TASK:
Can you transcribe every line exactly and leave the pictures behind?

SUPPLIED DATA:
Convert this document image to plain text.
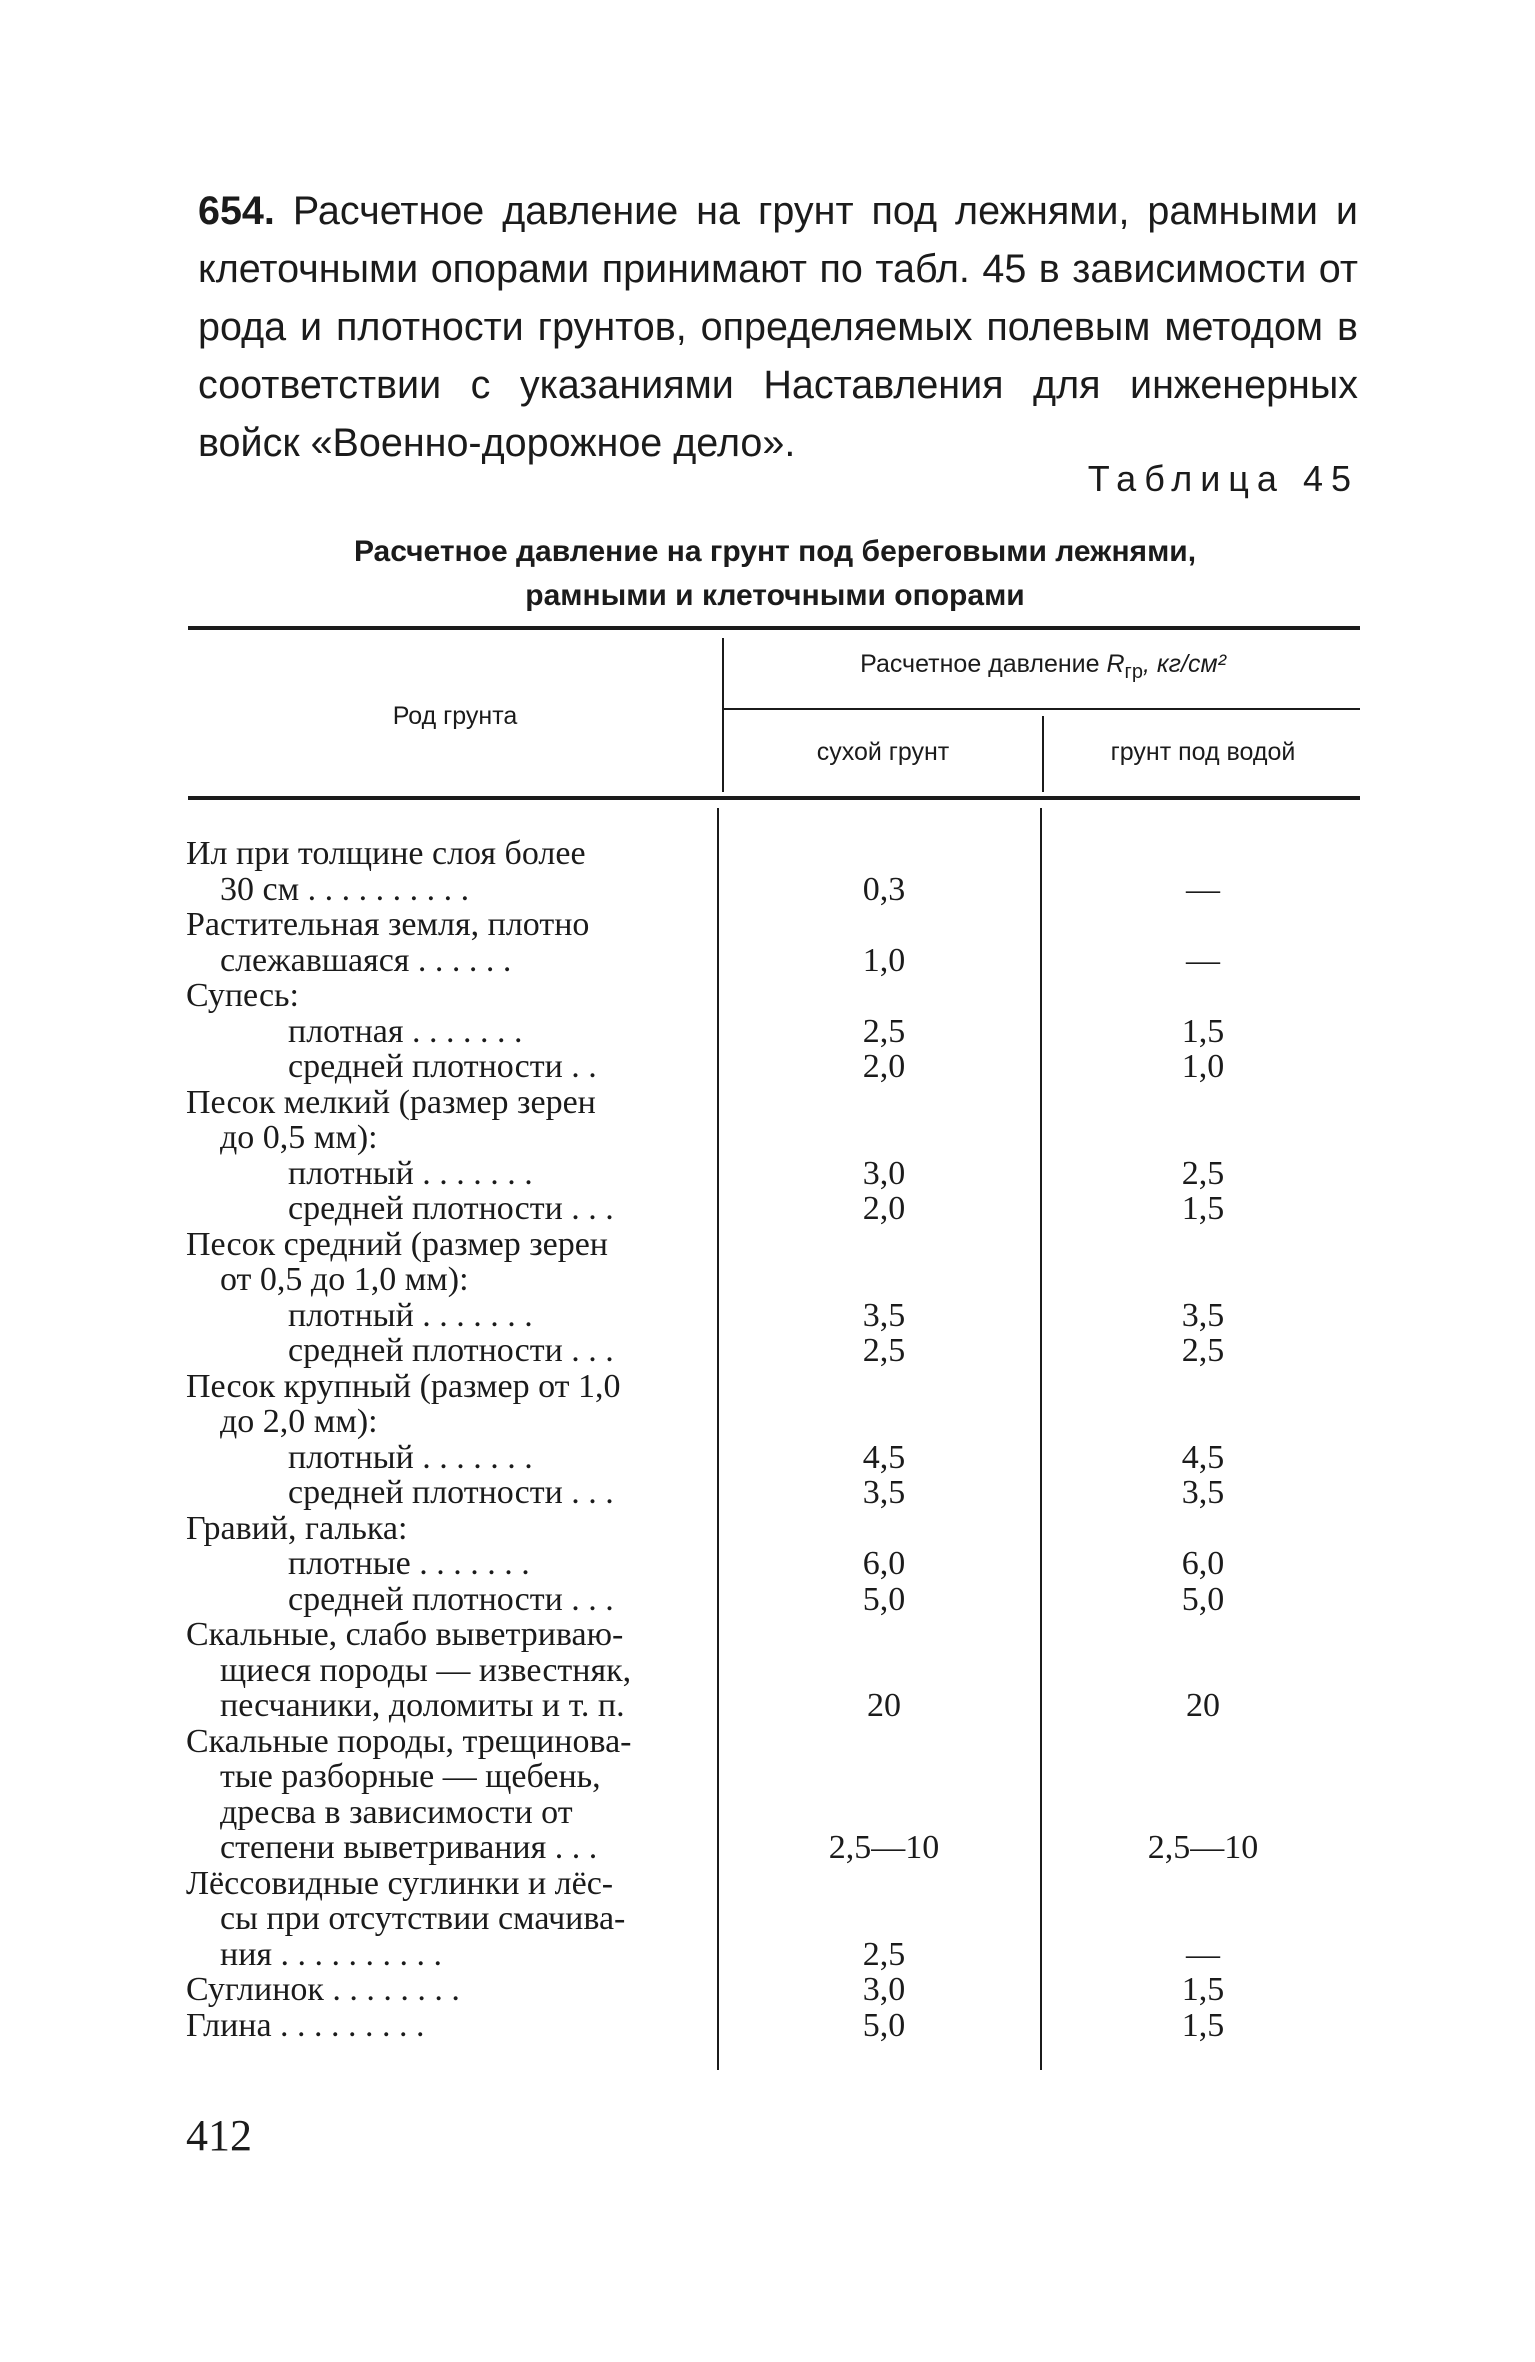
654. Расчетное давление на грунт под лежнями, рамными и клеточными опорами принимают по табл. 45 в зависимости от рода и плотности грунтов, определяемых полевым методом в соответствии с указаниями Наставления для инженерных войск «Военно-дорожное дело».

Таблица 45
Расчетное давление на грунт под береговыми лежнями,
рамными и клеточными опорами
Род грунта
Расчетное давление $R_{гр}$, кг/см²
сухой грунт	грунт под водой
Ил при толщине слоя более
30 см . . . . . . . . . .	0,3	—
Растительная земля, плотно
слежавшаяся . . . . . .	1,0	—
Супесь:
плотная . . . . . . .	2,5	1,5
средней плотности . .	2,0	1,0
Песок мелкий (размер зерен
до 0,5 мм):
плотный . . . . . . .	3,0	2,5
средней плотности . . .	2,0	1,5
Песок средний (размер зерен
от 0,5 до 1,0 мм):
плотный . . . . . . .	3,5	3,5
средней плотности . . .	2,5	2,5
Песок крупный (размер от 1,0
до 2,0 мм):
плотный . . . . . . .	4,5	4,5
средней плотности . . .	3,5	3,5
Гравий, галька:
плотные . . . . . . .	6,0	6,0
средней плотности . . .	5,0	5,0
Скальные, слабо выветриваю-
щиеся породы — известняк,
песчаники, доломиты и т. п.	20	20
Скальные породы, трещинова-
тые разборные — щебень,
дресва в зависимости от
степени выветривания . . .	2,5—10	2,5—10
Лёссовидные суглинки и лёс-
сы при отсутствии смачива-
ния . . . . . . . . . .	2,5	—
Суглинок . . . . . . . .	3,0	1,5
Глина . . . . . . . . .	5,0	1,5
412
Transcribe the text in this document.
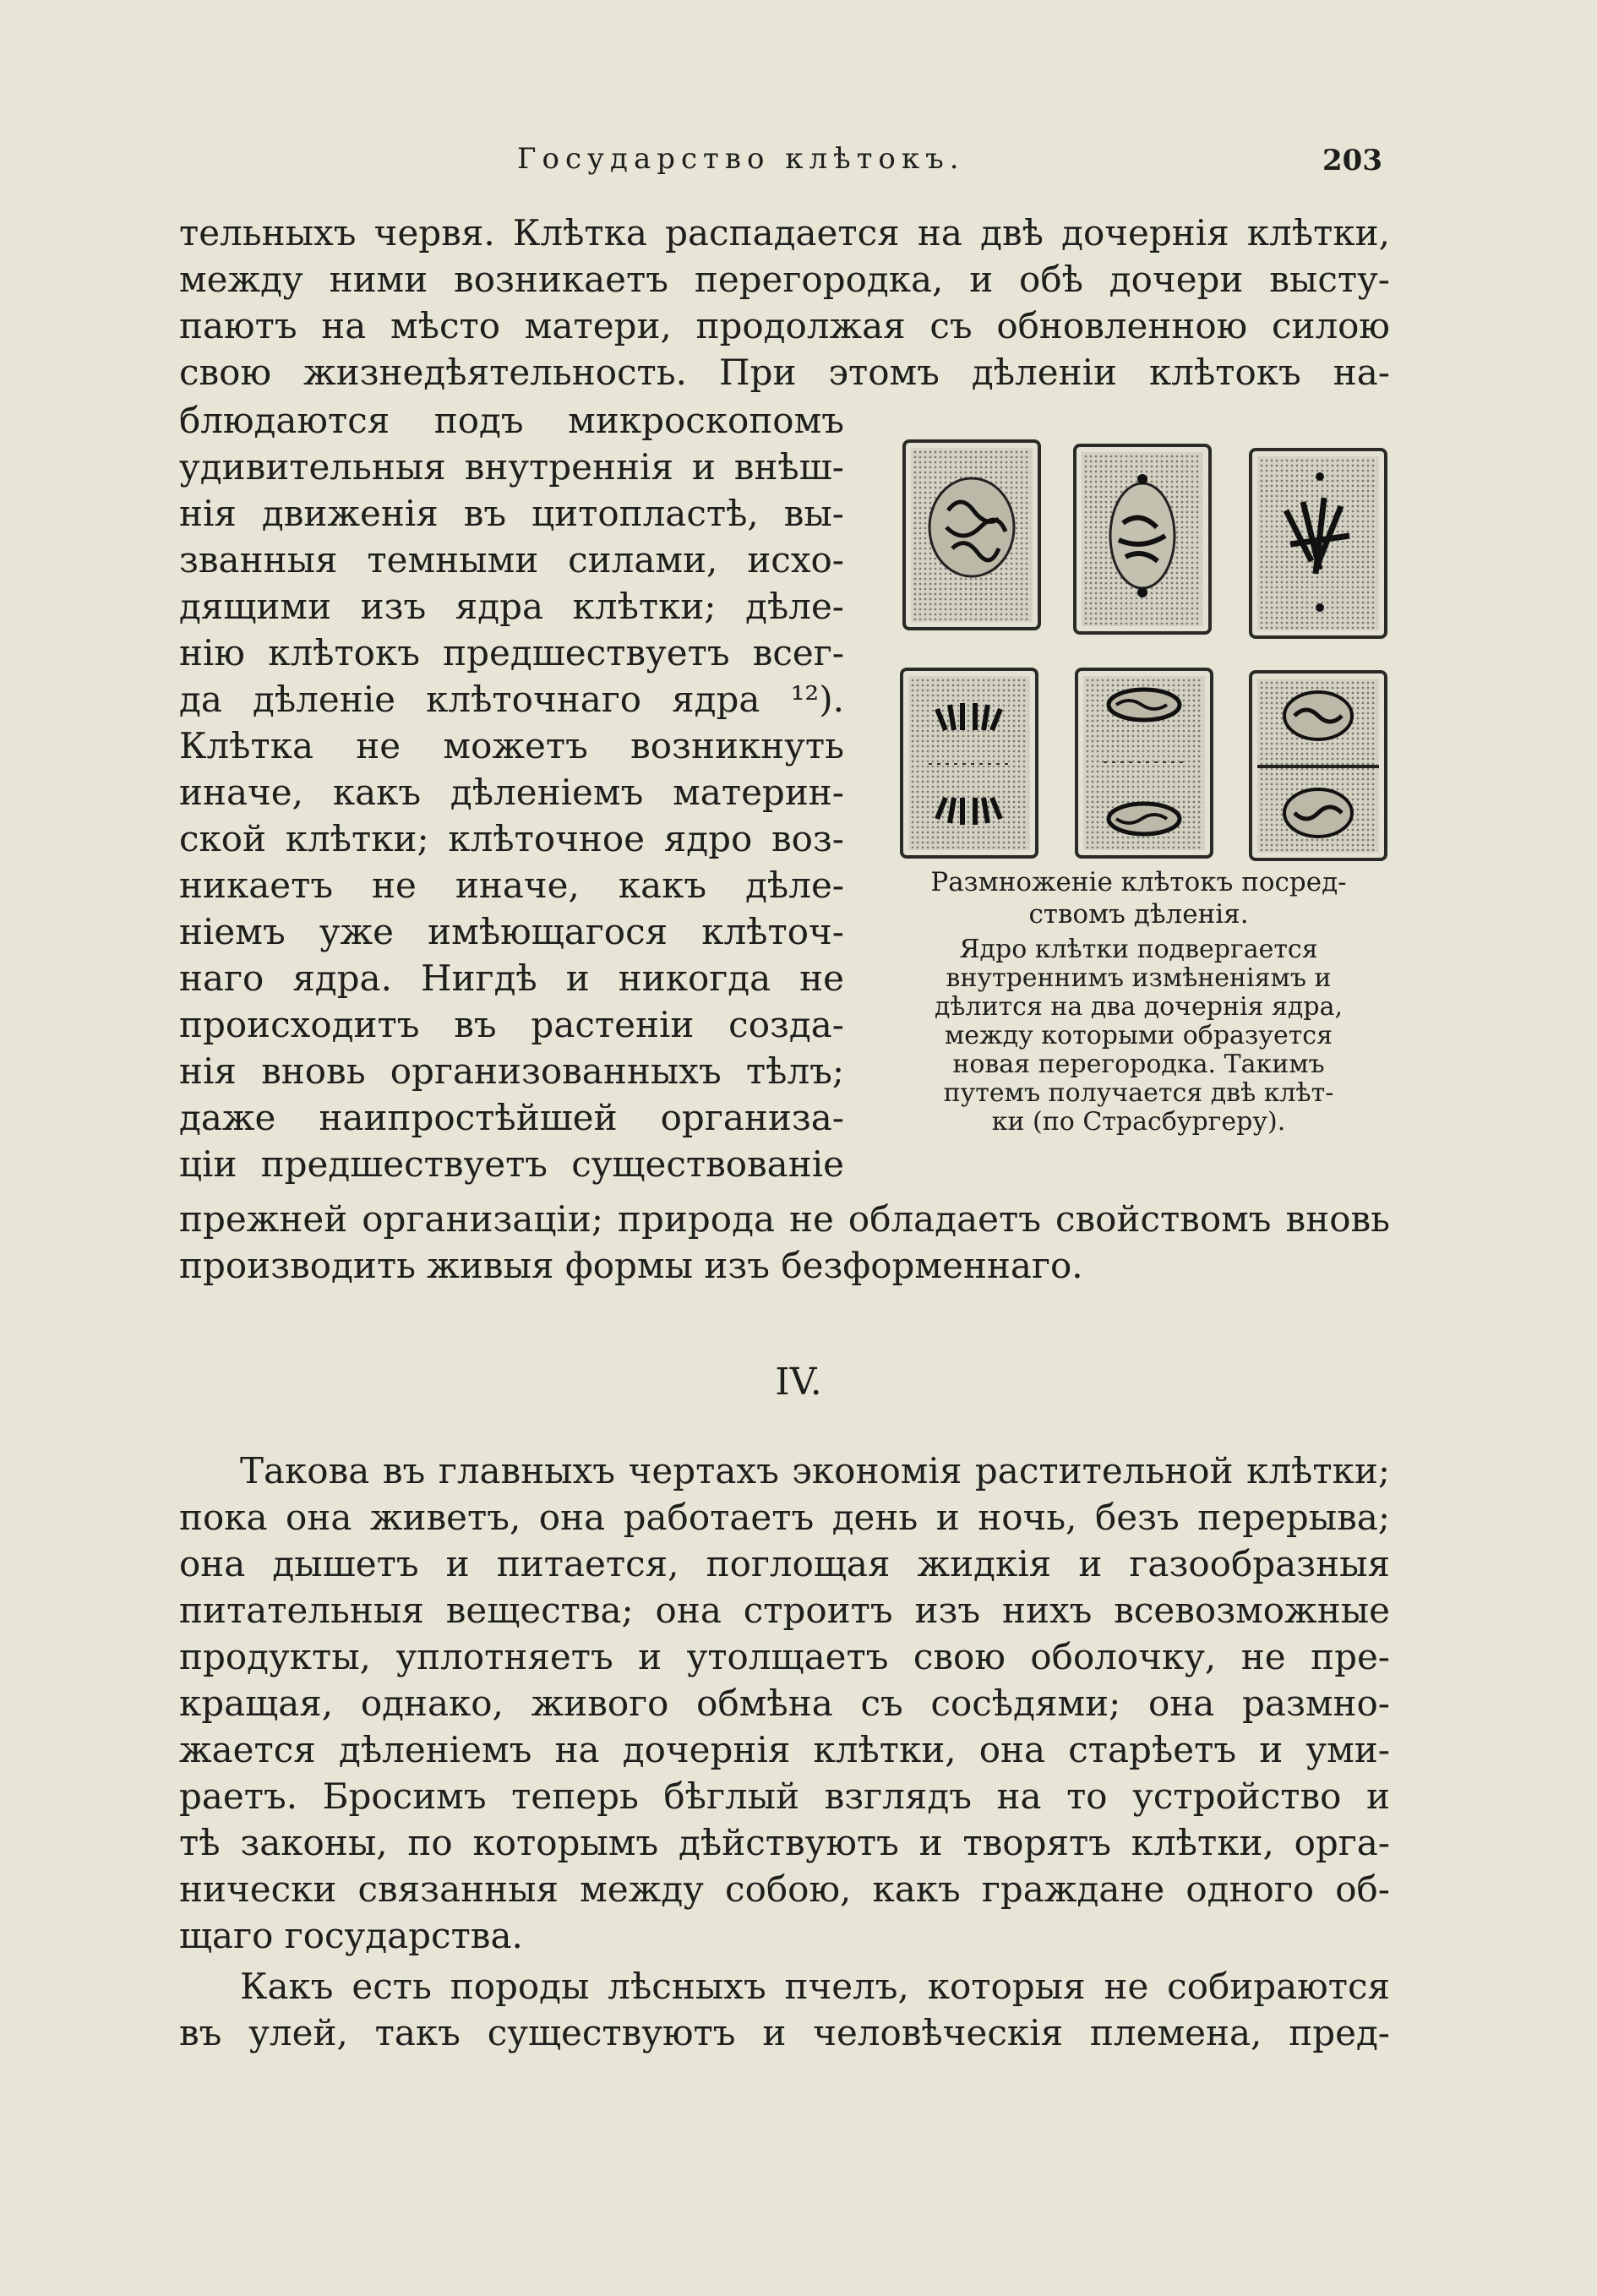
Государство клѣтокъ.	203
тельныхъ червя. Клѣтка распадается на двѣ дочернія клѣтки,
между ними возникаетъ перегородка, и обѣ дочери высту-
паютъ на мѣсто матери, продолжая съ обновленною силою
свою жизнедѣятельность. При этомъ дѣленіи клѣтокъ на-
блюдаются подъ микроскопомъ
удивительныя внутреннія и внѣш-
нія движенія въ цитопластѣ, вы-
званныя темными силами, исхо-
дящими изъ ядра клѣтки; дѣле-
нію клѣтокъ предшествуетъ всег-
да дѣленіе клѣточнаго ядра ¹²).
Клѣтка не можетъ возникнуть
иначе, какъ дѣленіемъ материн-
ской клѣтки; клѣточное ядро воз-
никаетъ не иначе, какъ дѣле-
ніемъ уже имѣющагося клѣточ-
наго ядра. Нигдѣ и никогда не
происходитъ въ растеніи созда-
нія вновь организованныхъ тѣлъ;
даже наипростѣйшей организа-
ціи предшествуетъ существованіе
Размноженіе клѣтокъ посред-
ствомъ дѣленія.
Ядро клѣтки подвергается
внутреннимъ измѣненіямъ и
дѣлится на два дочернія ядра,
между которыми образуется
новая перегородка. Такимъ
путемъ получается двѣ клѣт-
ки (по Страсбургеру).
прежней организаціи; природа не обладаетъ свойствомъ вновь
производить живыя формы изъ безформеннаго.
IV.
Такова въ главныхъ чертахъ экономія растительной клѣтки;
пока она живетъ, она работаетъ день и ночь, безъ перерыва;
она дышетъ и питается, поглощая жидкія и газообразныя
питательныя вещества; она строитъ изъ нихъ всевозможные
продукты, уплотняетъ и утолщаетъ свою оболочку, не пре-
кращая, однако, живого обмѣна съ сосѣдями; она размно-
жается дѣленіемъ на дочернія клѣтки, она старѣетъ и уми-
раетъ. Бросимъ теперь бѣглый взглядъ на то устройство и
тѣ законы, по которымъ дѣйствуютъ и творятъ клѣтки, орга-
нически связанныя между собою, какъ граждане одного об-
щаго государства.
Какъ есть породы лѣсныхъ пчелъ, которыя не собираются
въ улей, такъ существуютъ и человѣческія племена, пред-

FULL RESPONSE:
Convert this document image to plain text.
654. Расчетное давление на грунт под лежнями, рамными и клеточными опорами принимают по табл. 45 в зависимости от рода и плотности грунтов, определяемых полевым методом в соответствии с указаниями Наставления для инженерных войск «Военно-дорожное дело».

Таблица 45
Расчетное давление на грунт под береговыми лежнями,
рамными и клеточными опорами
Род грунта
Расчетное давление $R_{гр}$, кг/см²
сухой грунт	грунт под водой
Ил при толщине слоя более
30 см . . . . . . . . . .	0,3	—
Растительная земля, плотно
слежавшаяся . . . . . .	1,0	—
Супесь:
плотная . . . . . . .	2,5	1,5
средней плотности . .	2,0	1,0
Песок мелкий (размер зерен
до 0,5 мм):
плотный . . . . . . .	3,0	2,5
средней плотности . . .	2,0	1,5
Песок средний (размер зерен
от 0,5 до 1,0 мм):
плотный . . . . . . .	3,5	3,5
средней плотности . . .	2,5	2,5
Песок крупный (размер от 1,0
до 2,0 мм):
плотный . . . . . . .	4,5	4,5
средней плотности . . .	3,5	3,5
Гравий, галька:
плотные . . . . . . .	6,0	6,0
средней плотности . . .	5,0	5,0
Скальные, слабо выветриваю-
щиеся породы — известняк,
песчаники, доломиты и т. п.	20	20
Скальные породы, трещинова-
тые разборные — щебень,
дресва в зависимости от
степени выветривания . . .	2,5—10	2,5—10
Лёссовидные суглинки и лёс-
сы при отсутствии смачива-
ния . . . . . . . . . .	2,5	—
Суглинок . . . . . . . .	3,0	1,5
Глина . . . . . . . . .	5,0	1,5
412
Transcribe the text in this document.
Государство клѣтокъ.	203
тельныхъ червя. Клѣтка распадается на двѣ дочернія клѣтки,
между ними возникаетъ перегородка, и обѣ дочери высту-
паютъ на мѣсто матери, продолжая съ обновленною силою
свою жизнедѣятельность. При этомъ дѣленіи клѣтокъ на-
блюдаются подъ микроскопомъ
удивительныя внутреннія и внѣш-
нія движенія въ цитопластѣ, вы-
званныя темными силами, исхо-
дящими изъ ядра клѣтки; дѣле-
нію клѣтокъ предшествуетъ всег-
да дѣленіе клѣточнаго ядра ¹²).
Клѣтка не можетъ возникнуть
иначе, какъ дѣленіемъ материн-
ской клѣтки; клѣточное ядро воз-
никаетъ не иначе, какъ дѣле-
ніемъ уже имѣющагося клѣточ-
наго ядра. Нигдѣ и никогда не
происходитъ въ растеніи созда-
нія вновь организованныхъ тѣлъ;
даже наипростѣйшей организа-
ціи предшествуетъ существованіе
Размноженіе клѣтокъ посред-
ствомъ дѣленія.
Ядро клѣтки подвергается
внутреннимъ измѣненіямъ и
дѣлится на два дочернія ядра,
между которыми образуется
новая перегородка. Такимъ
путемъ получается двѣ клѣт-
ки (по Страсбургеру).
прежней организаціи; природа не обладаетъ свойствомъ вновь
производить живыя формы изъ безформеннаго.
IV.
Такова въ главныхъ чертахъ экономія растительной клѣтки;
пока она живетъ, она работаетъ день и ночь, безъ перерыва;
она дышетъ и питается, поглощая жидкія и газообразныя
питательныя вещества; она строитъ изъ нихъ всевозможные
продукты, уплотняетъ и утолщаетъ свою оболочку, не пре-
кращая, однако, живого обмѣна съ сосѣдями; она размно-
жается дѣленіемъ на дочернія клѣтки, она старѣетъ и уми-
раетъ. Бросимъ теперь бѣглый взглядъ на то устройство и
тѣ законы, по которымъ дѣйствуютъ и творятъ клѣтки, орга-
нически связанныя между собою, какъ граждане одного об-
щаго государства.
Какъ есть породы лѣсныхъ пчелъ, которыя не собираются
въ улей, такъ существуютъ и человѣческія племена, пред-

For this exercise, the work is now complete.